THE EXERCISE
Restate each of the lines given below, word for word.
........
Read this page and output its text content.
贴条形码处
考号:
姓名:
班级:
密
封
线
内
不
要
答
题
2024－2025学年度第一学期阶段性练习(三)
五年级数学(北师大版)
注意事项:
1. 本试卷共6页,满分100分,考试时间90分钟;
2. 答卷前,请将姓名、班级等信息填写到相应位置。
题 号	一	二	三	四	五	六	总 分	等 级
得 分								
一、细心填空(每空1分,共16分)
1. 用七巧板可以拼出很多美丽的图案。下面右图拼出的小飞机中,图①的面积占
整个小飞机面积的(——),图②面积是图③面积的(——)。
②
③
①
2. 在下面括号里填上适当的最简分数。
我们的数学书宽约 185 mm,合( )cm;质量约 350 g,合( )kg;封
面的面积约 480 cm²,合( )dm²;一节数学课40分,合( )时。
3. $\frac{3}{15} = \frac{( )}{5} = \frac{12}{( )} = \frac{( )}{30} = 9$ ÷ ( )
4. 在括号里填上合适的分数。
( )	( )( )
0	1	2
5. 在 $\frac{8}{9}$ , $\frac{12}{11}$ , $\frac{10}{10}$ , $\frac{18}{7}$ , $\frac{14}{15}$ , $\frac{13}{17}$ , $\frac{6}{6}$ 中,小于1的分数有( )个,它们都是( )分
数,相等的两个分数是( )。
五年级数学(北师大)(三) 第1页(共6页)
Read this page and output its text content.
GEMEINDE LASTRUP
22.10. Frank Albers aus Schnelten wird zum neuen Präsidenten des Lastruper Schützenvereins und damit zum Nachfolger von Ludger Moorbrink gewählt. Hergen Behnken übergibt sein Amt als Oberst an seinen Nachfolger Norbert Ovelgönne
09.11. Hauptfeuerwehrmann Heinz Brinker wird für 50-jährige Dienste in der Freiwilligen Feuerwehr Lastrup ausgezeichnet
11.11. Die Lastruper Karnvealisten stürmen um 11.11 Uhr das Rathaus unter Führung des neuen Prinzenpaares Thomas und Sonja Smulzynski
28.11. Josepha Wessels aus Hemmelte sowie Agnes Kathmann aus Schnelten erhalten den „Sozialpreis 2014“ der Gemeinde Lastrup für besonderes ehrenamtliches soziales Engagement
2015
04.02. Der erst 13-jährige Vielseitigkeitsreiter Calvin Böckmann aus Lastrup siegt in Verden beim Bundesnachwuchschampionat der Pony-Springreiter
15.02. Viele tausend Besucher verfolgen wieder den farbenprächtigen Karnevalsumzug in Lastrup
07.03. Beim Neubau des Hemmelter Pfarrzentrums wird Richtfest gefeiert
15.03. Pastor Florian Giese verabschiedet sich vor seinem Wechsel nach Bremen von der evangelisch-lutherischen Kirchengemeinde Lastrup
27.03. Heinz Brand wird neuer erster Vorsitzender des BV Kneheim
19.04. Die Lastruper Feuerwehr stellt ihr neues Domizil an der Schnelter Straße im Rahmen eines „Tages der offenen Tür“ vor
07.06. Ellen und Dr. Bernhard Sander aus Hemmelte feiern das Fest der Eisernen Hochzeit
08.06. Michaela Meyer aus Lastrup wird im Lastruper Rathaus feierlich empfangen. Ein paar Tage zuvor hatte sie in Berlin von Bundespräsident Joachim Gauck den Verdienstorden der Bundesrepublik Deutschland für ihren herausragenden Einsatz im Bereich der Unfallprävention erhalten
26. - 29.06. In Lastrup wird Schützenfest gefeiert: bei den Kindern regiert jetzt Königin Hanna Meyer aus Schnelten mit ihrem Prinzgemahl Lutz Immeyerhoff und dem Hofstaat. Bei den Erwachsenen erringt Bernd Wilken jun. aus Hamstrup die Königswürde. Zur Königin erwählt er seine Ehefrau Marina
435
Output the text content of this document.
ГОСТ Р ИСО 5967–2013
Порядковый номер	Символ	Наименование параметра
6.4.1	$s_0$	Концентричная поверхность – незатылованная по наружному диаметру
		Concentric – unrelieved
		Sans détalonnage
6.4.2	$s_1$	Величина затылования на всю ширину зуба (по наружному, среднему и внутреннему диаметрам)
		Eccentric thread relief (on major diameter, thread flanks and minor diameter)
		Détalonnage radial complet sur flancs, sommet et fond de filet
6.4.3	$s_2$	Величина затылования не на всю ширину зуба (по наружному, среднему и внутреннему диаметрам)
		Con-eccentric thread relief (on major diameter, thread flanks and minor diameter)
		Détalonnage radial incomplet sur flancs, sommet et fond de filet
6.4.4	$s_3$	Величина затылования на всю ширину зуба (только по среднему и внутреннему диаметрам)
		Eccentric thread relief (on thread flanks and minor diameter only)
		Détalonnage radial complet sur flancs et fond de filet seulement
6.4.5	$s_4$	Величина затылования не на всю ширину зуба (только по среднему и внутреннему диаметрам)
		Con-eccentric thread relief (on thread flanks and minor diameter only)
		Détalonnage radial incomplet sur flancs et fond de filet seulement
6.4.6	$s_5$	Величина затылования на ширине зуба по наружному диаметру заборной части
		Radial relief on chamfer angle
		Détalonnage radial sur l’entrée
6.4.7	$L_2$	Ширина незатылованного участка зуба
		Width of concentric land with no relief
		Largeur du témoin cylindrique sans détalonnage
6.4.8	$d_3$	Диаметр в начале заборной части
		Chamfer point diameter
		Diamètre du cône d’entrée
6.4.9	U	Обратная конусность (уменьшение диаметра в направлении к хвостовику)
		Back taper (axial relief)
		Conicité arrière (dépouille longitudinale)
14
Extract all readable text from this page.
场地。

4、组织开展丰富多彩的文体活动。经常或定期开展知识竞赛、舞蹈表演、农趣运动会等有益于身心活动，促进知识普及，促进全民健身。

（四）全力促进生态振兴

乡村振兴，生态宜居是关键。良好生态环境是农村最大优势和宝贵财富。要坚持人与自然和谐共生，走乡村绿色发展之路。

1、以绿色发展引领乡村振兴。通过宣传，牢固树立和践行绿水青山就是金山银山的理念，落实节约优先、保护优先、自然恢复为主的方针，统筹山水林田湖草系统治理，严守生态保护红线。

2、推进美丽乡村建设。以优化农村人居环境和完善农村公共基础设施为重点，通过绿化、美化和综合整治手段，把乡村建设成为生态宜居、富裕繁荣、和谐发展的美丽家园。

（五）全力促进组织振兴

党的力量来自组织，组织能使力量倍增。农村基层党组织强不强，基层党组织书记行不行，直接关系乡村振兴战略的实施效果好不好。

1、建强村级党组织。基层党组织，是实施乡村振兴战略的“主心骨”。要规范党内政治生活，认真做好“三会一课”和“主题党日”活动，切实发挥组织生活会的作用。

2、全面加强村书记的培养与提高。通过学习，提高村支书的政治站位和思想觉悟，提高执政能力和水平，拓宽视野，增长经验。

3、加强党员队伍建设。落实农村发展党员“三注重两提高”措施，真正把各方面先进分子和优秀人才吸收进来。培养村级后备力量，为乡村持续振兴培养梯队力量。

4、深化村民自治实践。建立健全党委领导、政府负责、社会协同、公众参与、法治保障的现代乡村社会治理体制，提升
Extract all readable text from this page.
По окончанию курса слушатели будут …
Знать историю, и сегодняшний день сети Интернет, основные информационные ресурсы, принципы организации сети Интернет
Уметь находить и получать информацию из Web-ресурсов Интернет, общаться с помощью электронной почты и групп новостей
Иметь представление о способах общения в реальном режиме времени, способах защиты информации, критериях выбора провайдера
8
........
RESULT
Read this page and output its text content.
贴条形码处
考号:
姓名:
班级:
密
封
线
内
不
要
答
题
2024－2025学年度第一学期阶段性练习(三)
五年级数学(北师大版)
注意事项:
1. 本试卷共6页,满分100分,考试时间90分钟;
2. 答卷前,请将姓名、班级等信息填写到相应位置。
题 号	一	二	三	四	五	六	总 分	等 级
得 分								
一、细心填空(每空1分,共16分)
1. 用七巧板可以拼出很多美丽的图案。下面右图拼出的小飞机中,图①的面积占
整个小飞机面积的(——),图②面积是图③面积的(——)。
②
③
①
2. 在下面括号里填上适当的最简分数。
我们的数学书宽约 185 mm,合( )cm;质量约 350 g,合( )kg;封
面的面积约 480 cm²,合( )dm²;一节数学课40分,合( )时。
3. $\frac{3}{15} = \frac{( )}{5} = \frac{12}{( )} = \frac{( )}{30} = 9$ ÷ ( )
4. 在括号里填上合适的分数。
( )	( )( )
0	1	2
5. 在 $\frac{8}{9}$ , $\frac{12}{11}$ , $\frac{10}{10}$ , $\frac{18}{7}$ , $\frac{14}{15}$ , $\frac{13}{17}$ , $\frac{6}{6}$ 中,小于1的分数有( )个,它们都是( )分
数,相等的两个分数是( )。
五年级数学(北师大)(三) 第1页(共6页)
Read this page and output its text content.
GEMEINDE LASTRUP
22.10. Frank Albers aus Schnelten wird zum neuen Präsidenten des Lastruper Schützenvereins und damit zum Nachfolger von Ludger Moorbrink gewählt. Hergen Behnken übergibt sein Amt als Oberst an seinen Nachfolger Norbert Ovelgönne
09.11. Hauptfeuerwehrmann Heinz Brinker wird für 50-jährige Dienste in der Freiwilligen Feuerwehr Lastrup ausgezeichnet
11.11. Die Lastruper Karnvealisten stürmen um 11.11 Uhr das Rathaus unter Führung des neuen Prinzenpaares Thomas und Sonja Smulzynski
28.11. Josepha Wessels aus Hemmelte sowie Agnes Kathmann aus Schnelten erhalten den „Sozialpreis 2014“ der Gemeinde Lastrup für besonderes ehrenamtliches soziales Engagement
2015
04.02. Der erst 13-jährige Vielseitigkeitsreiter Calvin Böckmann aus Lastrup siegt in Verden beim Bundesnachwuchschampionat der Pony-Springreiter
15.02. Viele tausend Besucher verfolgen wieder den farbenprächtigen Karnevalsumzug in Lastrup
07.03. Beim Neubau des Hemmelter Pfarrzentrums wird Richtfest gefeiert
15.03. Pastor Florian Giese verabschiedet sich vor seinem Wechsel nach Bremen von der evangelisch-lutherischen Kirchengemeinde Lastrup
27.03. Heinz Brand wird neuer erster Vorsitzender des BV Kneheim
19.04. Die Lastruper Feuerwehr stellt ihr neues Domizil an der Schnelter Straße im Rahmen eines „Tages der offenen Tür“ vor
07.06. Ellen und Dr. Bernhard Sander aus Hemmelte feiern das Fest der Eisernen Hochzeit
08.06. Michaela Meyer aus Lastrup wird im Lastruper Rathaus feierlich empfangen. Ein paar Tage zuvor hatte sie in Berlin von Bundespräsident Joachim Gauck den Verdienstorden der Bundesrepublik Deutschland für ihren herausragenden Einsatz im Bereich der Unfallprävention erhalten
26. - 29.06. In Lastrup wird Schützenfest gefeiert: bei den Kindern regiert jetzt Königin Hanna Meyer aus Schnelten mit ihrem Prinzgemahl Lutz Immeyerhoff und dem Hofstaat. Bei den Erwachsenen erringt Bernd Wilken jun. aus Hamstrup die Königswürde. Zur Königin erwählt er seine Ehefrau Marina
435
Output the text content of this document.
ГОСТ Р ИСО 5967–2013
Порядковый номер	Символ	Наименование параметра
6.4.1	$s_0$	Концентричная поверхность – незатылованная по наружному диаметру
		Concentric – unrelieved
		Sans détalonnage
6.4.2	$s_1$	Величина затылования на всю ширину зуба (по наружному, среднему и внутреннему диаметрам)
		Eccentric thread relief (on major diameter, thread flanks and minor diameter)
		Détalonnage radial complet sur flancs, sommet et fond de filet
6.4.3	$s_2$	Величина затылования не на всю ширину зуба (по наружному, среднему и внутреннему диаметрам)
		Con-eccentric thread relief (on major diameter, thread flanks and minor diameter)
		Détalonnage radial incomplet sur flancs, sommet et fond de filet
6.4.4	$s_3$	Величина затылования на всю ширину зуба (только по среднему и внутреннему диаметрам)
		Eccentric thread relief (on thread flanks and minor diameter only)
		Détalonnage radial complet sur flancs et fond de filet seulement
6.4.5	$s_4$	Величина затылования не на всю ширину зуба (только по среднему и внутреннему диаметрам)
		Con-eccentric thread relief (on thread flanks and minor diameter only)
		Détalonnage radial incomplet sur flancs et fond de filet seulement
6.4.6	$s_5$	Величина затылования на ширине зуба по наружному диаметру заборной части
		Radial relief on chamfer angle
		Détalonnage radial sur l’entrée
6.4.7	$L_2$	Ширина незатылованного участка зуба
		Width of concentric land with no relief
		Largeur du témoin cylindrique sans détalonnage
6.4.8	$d_3$	Диаметр в начале заборной части
		Chamfer point diameter
		Diamètre du cône d’entrée
6.4.9	U	Обратная конусность (уменьшение диаметра в направлении к хвостовику)
		Back taper (axial relief)
		Conicité arrière (dépouille longitudinale)
14
Extract all readable text from this page.
场地。

4、组织开展丰富多彩的文体活动。经常或定期开展知识竞赛、舞蹈表演、农趣运动会等有益于身心活动，促进知识普及，促进全民健身。

（四）全力促进生态振兴

乡村振兴，生态宜居是关键。良好生态环境是农村最大优势和宝贵财富。要坚持人与自然和谐共生，走乡村绿色发展之路。

1、以绿色发展引领乡村振兴。通过宣传，牢固树立和践行绿水青山就是金山银山的理念，落实节约优先、保护优先、自然恢复为主的方针，统筹山水林田湖草系统治理，严守生态保护红线。

2、推进美丽乡村建设。以优化农村人居环境和完善农村公共基础设施为重点，通过绿化、美化和综合整治手段，把乡村建设成为生态宜居、富裕繁荣、和谐发展的美丽家园。

（五）全力促进组织振兴

党的力量来自组织，组织能使力量倍增。农村基层党组织强不强，基层党组织书记行不行，直接关系乡村振兴战略的实施效果好不好。

1、建强村级党组织。基层党组织，是实施乡村振兴战略的“主心骨”。要规范党内政治生活，认真做好“三会一课”和“主题党日”活动，切实发挥组织生活会的作用。

2、全面加强村书记的培养与提高。通过学习，提高村支书的政治站位和思想觉悟，提高执政能力和水平，拓宽视野，增长经验。

3、加强党员队伍建设。落实农村发展党员“三注重两提高”措施，真正把各方面先进分子和优秀人才吸收进来。培养村级后备力量，为乡村持续振兴培养梯队力量。

4、深化村民自治实践。建立健全党委领导、政府负责、社会协同、公众参与、法治保障的现代乡村社会治理体制，提升
Extract all readable text from this page.
По окончанию курса слушатели будут …
Знать историю, и сегодняшний день сети Интернет, основные информационные ресурсы, принципы организации сети Интернет
Уметь находить и получать информацию из Web-ресурсов Интернет, общаться с помощью электронной почты и групп новостей
Иметь представление о способах общения в реальном режиме времени, способах защиты информации, критериях выбора провайдера
8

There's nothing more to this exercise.